- [WHAT YOU SHOULD DO] Below are the records. Gather each line that holds "Physics".

Data excerpts:
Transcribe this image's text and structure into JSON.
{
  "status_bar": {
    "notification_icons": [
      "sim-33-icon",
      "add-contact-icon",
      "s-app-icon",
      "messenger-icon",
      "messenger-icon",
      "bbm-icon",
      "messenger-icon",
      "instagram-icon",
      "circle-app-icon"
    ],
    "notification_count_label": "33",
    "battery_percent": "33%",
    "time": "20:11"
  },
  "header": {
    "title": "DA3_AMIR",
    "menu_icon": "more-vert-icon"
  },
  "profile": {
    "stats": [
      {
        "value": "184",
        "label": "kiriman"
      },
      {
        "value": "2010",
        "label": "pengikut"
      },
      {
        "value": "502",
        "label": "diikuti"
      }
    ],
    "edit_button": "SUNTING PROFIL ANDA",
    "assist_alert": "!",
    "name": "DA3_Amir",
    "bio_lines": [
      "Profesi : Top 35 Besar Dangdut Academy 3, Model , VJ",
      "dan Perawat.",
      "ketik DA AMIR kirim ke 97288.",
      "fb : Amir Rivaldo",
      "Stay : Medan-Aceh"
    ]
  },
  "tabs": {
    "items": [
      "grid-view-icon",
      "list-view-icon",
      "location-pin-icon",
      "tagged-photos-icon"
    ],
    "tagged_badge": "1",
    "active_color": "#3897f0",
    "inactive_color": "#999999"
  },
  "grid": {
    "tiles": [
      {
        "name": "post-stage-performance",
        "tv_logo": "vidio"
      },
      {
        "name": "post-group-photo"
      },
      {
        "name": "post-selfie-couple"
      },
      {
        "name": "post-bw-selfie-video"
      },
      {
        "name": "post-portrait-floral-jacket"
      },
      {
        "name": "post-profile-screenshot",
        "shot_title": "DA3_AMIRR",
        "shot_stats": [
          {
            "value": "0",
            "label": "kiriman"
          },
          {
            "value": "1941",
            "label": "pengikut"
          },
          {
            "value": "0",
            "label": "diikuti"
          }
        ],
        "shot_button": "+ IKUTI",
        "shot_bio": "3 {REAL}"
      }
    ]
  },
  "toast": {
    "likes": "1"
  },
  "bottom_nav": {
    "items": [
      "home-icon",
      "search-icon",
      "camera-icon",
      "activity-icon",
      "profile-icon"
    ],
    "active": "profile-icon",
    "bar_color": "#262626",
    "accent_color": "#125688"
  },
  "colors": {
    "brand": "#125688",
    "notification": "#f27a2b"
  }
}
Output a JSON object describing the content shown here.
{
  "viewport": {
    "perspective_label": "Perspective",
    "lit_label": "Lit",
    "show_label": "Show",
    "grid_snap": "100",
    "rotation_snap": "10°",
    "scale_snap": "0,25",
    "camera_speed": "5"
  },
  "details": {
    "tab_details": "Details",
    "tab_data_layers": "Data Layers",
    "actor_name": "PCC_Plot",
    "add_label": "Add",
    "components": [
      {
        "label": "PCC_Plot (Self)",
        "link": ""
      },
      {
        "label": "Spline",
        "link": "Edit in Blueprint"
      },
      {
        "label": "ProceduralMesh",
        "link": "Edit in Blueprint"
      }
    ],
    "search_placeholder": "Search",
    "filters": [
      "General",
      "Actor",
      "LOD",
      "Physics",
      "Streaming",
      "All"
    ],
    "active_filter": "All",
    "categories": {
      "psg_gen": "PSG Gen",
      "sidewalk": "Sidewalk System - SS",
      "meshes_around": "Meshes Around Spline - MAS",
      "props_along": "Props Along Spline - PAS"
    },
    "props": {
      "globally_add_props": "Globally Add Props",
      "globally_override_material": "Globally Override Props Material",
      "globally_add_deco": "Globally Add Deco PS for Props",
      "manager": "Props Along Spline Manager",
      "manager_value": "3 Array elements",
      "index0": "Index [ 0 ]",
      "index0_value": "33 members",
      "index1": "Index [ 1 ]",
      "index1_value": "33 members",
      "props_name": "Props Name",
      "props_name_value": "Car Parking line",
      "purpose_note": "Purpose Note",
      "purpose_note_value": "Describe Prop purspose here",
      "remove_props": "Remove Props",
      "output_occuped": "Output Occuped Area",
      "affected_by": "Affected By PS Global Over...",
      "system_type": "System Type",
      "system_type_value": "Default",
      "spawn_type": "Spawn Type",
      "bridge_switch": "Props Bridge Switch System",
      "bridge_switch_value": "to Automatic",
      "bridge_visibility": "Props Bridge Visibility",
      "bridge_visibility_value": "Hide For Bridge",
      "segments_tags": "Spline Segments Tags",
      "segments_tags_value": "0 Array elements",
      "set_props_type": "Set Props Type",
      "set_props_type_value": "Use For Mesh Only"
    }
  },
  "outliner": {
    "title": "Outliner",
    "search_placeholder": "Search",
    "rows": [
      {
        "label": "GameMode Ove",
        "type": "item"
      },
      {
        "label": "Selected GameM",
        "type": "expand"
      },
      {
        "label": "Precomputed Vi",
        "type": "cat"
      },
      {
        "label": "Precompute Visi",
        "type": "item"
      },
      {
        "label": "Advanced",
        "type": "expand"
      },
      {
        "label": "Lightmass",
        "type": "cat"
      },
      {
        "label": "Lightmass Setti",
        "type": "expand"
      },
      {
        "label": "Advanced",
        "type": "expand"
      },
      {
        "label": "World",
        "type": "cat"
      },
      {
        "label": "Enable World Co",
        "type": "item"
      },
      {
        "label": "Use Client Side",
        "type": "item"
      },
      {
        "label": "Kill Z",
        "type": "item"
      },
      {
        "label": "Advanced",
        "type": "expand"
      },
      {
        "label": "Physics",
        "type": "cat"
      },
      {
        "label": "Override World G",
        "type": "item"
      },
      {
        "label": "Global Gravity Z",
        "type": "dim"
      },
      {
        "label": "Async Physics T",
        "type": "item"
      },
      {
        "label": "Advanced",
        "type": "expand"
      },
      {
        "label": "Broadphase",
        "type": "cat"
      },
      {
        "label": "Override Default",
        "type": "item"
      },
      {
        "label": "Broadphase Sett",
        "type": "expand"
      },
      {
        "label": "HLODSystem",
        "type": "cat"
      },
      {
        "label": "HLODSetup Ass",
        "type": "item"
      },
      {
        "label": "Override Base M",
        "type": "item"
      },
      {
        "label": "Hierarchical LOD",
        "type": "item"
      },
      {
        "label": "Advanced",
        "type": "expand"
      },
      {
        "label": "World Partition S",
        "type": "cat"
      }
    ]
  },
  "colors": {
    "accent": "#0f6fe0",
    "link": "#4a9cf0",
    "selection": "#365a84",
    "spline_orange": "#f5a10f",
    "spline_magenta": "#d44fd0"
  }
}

- [SOLUTION TO THE PROBLEM]
      "Physics",
        "label": "Physics",
        "label": "Async Physics T",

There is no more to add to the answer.